Wherever the word "periappendicitis" appears in a line of the data, that line should be copied.

BEGIN RECORD SET

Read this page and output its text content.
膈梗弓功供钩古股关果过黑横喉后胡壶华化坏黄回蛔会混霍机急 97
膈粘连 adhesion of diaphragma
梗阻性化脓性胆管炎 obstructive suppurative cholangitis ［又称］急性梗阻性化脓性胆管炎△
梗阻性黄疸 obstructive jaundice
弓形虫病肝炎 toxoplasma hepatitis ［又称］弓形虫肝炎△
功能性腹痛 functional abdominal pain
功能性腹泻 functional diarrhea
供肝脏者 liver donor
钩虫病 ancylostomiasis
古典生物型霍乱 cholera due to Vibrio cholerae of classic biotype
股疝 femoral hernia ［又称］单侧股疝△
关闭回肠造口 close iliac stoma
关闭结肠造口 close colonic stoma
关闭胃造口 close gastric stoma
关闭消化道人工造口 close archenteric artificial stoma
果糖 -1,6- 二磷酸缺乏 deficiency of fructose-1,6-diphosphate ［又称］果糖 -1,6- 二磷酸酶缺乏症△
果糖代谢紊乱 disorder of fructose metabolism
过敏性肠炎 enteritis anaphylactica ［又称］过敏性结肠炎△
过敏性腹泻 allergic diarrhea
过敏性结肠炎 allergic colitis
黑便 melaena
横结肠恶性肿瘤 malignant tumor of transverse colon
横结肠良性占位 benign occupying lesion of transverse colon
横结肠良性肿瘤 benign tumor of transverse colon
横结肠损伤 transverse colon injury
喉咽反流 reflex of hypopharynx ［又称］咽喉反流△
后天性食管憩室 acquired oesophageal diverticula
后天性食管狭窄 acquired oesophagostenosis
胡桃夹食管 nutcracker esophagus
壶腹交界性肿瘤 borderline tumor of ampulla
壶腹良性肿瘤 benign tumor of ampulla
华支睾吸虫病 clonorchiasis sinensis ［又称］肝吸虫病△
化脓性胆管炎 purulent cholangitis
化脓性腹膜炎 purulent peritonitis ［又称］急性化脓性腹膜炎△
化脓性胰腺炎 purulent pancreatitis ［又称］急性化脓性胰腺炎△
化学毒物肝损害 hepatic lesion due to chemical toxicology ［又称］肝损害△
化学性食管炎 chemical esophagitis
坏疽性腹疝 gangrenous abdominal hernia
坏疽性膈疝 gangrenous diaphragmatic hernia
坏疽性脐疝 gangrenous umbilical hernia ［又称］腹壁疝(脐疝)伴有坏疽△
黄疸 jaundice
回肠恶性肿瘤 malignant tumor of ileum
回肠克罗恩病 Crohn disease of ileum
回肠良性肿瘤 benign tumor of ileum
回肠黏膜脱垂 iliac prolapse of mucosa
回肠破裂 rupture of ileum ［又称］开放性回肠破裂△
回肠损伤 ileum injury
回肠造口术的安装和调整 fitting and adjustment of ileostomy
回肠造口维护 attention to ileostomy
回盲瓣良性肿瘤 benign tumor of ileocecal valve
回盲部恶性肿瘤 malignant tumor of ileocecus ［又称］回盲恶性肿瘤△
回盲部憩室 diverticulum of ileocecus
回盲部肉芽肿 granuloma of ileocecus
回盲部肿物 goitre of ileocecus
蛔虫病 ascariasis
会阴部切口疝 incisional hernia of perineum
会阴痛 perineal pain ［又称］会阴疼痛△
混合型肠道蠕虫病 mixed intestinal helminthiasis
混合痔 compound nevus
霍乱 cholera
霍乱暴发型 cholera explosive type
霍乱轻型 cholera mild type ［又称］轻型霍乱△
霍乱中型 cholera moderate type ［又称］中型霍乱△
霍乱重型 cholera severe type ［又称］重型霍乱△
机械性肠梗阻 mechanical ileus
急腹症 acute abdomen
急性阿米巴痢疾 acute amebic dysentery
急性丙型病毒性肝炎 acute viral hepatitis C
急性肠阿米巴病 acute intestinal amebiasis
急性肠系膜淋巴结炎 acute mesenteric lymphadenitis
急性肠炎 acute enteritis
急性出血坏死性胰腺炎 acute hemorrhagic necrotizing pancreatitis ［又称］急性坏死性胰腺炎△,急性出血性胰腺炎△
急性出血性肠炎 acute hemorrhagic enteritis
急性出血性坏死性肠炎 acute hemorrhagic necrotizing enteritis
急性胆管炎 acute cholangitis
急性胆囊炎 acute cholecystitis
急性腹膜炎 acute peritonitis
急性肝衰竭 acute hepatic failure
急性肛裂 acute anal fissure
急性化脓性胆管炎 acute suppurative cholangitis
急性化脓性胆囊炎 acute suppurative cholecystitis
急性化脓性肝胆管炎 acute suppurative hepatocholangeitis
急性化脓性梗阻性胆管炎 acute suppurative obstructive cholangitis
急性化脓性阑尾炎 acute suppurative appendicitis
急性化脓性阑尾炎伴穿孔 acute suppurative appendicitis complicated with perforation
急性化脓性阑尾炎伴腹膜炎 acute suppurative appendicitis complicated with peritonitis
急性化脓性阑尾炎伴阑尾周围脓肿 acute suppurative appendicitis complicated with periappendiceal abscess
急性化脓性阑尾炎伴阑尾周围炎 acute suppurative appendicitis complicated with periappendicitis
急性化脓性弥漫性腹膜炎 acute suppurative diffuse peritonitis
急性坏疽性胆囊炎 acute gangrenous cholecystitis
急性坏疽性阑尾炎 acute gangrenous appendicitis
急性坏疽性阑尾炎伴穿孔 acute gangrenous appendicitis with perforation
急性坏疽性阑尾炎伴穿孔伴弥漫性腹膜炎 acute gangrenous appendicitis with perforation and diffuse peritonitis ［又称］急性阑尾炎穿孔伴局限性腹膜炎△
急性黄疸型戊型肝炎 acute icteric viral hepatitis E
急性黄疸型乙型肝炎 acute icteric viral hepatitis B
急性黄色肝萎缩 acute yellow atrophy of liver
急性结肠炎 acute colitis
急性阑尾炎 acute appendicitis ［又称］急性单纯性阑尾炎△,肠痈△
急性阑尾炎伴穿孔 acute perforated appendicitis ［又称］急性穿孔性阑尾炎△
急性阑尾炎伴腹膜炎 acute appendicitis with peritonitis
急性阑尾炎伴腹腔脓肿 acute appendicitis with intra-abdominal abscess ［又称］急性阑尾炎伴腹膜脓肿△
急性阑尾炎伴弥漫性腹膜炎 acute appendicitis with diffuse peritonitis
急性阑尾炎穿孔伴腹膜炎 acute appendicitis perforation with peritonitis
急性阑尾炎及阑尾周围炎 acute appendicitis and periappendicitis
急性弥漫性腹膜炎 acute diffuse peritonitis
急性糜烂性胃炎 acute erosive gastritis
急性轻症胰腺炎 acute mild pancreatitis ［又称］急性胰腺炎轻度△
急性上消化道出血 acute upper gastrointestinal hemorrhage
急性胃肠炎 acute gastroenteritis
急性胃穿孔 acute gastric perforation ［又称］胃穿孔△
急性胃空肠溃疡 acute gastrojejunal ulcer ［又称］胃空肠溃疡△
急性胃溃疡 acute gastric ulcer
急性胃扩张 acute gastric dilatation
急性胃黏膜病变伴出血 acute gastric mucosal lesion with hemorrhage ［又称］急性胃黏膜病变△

END RECORD SET

> **RESPONSE TO THIS TASK**
急性化脓性阑尾炎伴阑尾周围炎 acute suppurative appendicitis complicated with periappendicitis
急性阑尾炎及阑尾周围炎 acute appendicitis and periappendicitis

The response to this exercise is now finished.